# EXERCISE DETAILS
Go through the entries below and pick out every line with "this".

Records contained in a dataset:
----------------------------------------

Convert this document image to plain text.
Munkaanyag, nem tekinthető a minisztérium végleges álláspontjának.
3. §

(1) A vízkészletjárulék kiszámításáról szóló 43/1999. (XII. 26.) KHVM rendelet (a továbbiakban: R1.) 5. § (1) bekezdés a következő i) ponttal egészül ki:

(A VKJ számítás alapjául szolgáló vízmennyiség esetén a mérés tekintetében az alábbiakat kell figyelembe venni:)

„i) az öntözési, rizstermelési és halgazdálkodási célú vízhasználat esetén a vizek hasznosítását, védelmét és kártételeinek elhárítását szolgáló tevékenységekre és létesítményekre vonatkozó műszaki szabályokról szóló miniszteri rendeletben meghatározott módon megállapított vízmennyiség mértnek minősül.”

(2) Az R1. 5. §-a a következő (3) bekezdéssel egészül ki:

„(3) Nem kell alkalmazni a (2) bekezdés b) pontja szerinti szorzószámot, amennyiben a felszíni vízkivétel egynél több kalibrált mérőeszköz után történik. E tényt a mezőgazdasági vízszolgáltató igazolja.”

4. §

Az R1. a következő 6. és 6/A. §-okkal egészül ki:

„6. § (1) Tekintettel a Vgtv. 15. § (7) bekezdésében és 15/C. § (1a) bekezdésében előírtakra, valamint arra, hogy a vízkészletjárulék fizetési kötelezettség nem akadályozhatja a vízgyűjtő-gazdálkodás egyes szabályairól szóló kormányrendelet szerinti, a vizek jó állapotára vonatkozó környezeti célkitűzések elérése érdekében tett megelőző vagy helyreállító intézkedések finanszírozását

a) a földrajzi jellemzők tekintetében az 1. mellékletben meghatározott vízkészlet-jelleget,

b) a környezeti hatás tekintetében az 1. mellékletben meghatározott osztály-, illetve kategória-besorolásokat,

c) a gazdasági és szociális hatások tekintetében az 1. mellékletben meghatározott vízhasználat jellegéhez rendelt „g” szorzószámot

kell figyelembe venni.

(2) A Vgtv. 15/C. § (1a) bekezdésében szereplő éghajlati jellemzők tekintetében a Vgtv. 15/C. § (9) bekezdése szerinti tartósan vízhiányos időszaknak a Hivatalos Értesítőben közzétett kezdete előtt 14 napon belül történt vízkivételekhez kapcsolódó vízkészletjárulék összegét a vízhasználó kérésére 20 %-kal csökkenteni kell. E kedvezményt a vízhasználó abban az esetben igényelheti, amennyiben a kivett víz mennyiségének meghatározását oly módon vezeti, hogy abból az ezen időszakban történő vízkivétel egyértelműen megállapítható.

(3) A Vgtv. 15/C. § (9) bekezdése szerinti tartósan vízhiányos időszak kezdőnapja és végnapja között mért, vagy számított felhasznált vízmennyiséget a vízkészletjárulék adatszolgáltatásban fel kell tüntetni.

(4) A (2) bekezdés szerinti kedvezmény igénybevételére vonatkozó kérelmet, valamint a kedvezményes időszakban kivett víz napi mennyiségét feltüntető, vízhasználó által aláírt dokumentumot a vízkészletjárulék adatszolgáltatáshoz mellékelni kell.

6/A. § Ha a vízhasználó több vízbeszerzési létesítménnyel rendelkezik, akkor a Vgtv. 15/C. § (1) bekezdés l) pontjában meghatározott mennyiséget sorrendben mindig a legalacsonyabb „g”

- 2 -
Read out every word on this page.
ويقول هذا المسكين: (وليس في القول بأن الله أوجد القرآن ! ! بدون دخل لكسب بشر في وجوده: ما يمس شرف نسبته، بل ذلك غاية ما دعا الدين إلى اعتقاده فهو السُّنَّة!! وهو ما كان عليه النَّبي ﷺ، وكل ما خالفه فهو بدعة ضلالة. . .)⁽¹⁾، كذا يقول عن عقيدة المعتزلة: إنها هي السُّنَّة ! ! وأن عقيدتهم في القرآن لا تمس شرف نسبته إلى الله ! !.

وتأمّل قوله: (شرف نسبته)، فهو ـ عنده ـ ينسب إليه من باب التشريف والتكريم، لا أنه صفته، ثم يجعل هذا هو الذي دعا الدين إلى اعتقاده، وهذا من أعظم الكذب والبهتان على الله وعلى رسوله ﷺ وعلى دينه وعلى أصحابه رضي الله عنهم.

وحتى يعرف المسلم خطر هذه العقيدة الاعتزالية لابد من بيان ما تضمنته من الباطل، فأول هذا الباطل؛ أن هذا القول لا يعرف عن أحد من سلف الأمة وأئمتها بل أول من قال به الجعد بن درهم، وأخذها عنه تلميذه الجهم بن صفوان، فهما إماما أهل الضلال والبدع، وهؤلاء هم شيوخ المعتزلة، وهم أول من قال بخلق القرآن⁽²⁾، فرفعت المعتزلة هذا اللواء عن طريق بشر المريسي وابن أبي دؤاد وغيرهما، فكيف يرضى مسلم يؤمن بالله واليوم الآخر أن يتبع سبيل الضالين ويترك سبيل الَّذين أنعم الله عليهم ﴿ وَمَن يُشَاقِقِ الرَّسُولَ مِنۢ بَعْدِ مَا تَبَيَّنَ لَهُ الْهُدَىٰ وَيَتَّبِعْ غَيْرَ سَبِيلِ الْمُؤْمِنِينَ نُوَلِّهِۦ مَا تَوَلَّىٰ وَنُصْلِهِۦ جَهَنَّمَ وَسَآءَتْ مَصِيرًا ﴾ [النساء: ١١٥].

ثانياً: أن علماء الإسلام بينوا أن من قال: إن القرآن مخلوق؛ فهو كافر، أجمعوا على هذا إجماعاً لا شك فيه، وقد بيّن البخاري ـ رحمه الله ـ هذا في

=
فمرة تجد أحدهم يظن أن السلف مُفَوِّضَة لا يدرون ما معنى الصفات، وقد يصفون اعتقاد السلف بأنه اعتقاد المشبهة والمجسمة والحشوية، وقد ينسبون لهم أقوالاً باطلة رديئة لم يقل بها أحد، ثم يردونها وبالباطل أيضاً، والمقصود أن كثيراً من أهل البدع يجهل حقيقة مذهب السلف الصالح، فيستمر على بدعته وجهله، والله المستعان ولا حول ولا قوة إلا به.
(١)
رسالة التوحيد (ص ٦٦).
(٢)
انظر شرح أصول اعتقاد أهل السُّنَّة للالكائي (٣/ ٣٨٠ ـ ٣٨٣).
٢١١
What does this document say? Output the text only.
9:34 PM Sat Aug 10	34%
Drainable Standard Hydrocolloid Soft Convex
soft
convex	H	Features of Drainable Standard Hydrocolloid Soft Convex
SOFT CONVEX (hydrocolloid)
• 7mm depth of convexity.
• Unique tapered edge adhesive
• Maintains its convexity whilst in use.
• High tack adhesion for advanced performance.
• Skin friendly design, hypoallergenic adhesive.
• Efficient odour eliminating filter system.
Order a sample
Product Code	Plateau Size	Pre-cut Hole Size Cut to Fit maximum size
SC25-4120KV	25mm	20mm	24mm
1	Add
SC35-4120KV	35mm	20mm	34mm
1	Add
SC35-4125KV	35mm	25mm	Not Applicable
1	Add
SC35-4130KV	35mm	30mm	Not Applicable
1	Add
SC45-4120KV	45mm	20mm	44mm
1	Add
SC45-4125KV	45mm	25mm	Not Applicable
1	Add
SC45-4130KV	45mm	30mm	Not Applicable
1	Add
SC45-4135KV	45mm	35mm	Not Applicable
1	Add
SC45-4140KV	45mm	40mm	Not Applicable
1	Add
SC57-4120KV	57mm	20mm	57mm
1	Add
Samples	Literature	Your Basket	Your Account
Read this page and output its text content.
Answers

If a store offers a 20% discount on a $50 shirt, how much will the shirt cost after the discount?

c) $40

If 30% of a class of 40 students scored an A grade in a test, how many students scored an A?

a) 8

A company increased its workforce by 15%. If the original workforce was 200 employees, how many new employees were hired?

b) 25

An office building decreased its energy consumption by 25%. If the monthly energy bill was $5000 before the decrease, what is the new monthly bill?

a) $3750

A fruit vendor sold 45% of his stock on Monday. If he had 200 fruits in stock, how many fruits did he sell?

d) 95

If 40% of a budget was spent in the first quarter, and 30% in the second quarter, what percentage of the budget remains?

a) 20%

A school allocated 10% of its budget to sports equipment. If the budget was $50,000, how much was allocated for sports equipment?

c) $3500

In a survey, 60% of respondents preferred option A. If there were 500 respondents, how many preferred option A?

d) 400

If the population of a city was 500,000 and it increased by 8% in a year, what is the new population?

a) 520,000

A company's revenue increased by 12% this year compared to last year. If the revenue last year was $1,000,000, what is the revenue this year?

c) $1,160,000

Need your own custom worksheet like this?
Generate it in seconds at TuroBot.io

----------------------------------------

# FINISHED ANSWER
Convert this document image to plain text.
Read out every word on this page.
What does this document say? Output the text only.
Read this page and output its text content.
A company's revenue increased by 12% this year compared to last year. If the revenue last year was $1,000,000, what is the revenue this year?
Need your own custom worksheet like this?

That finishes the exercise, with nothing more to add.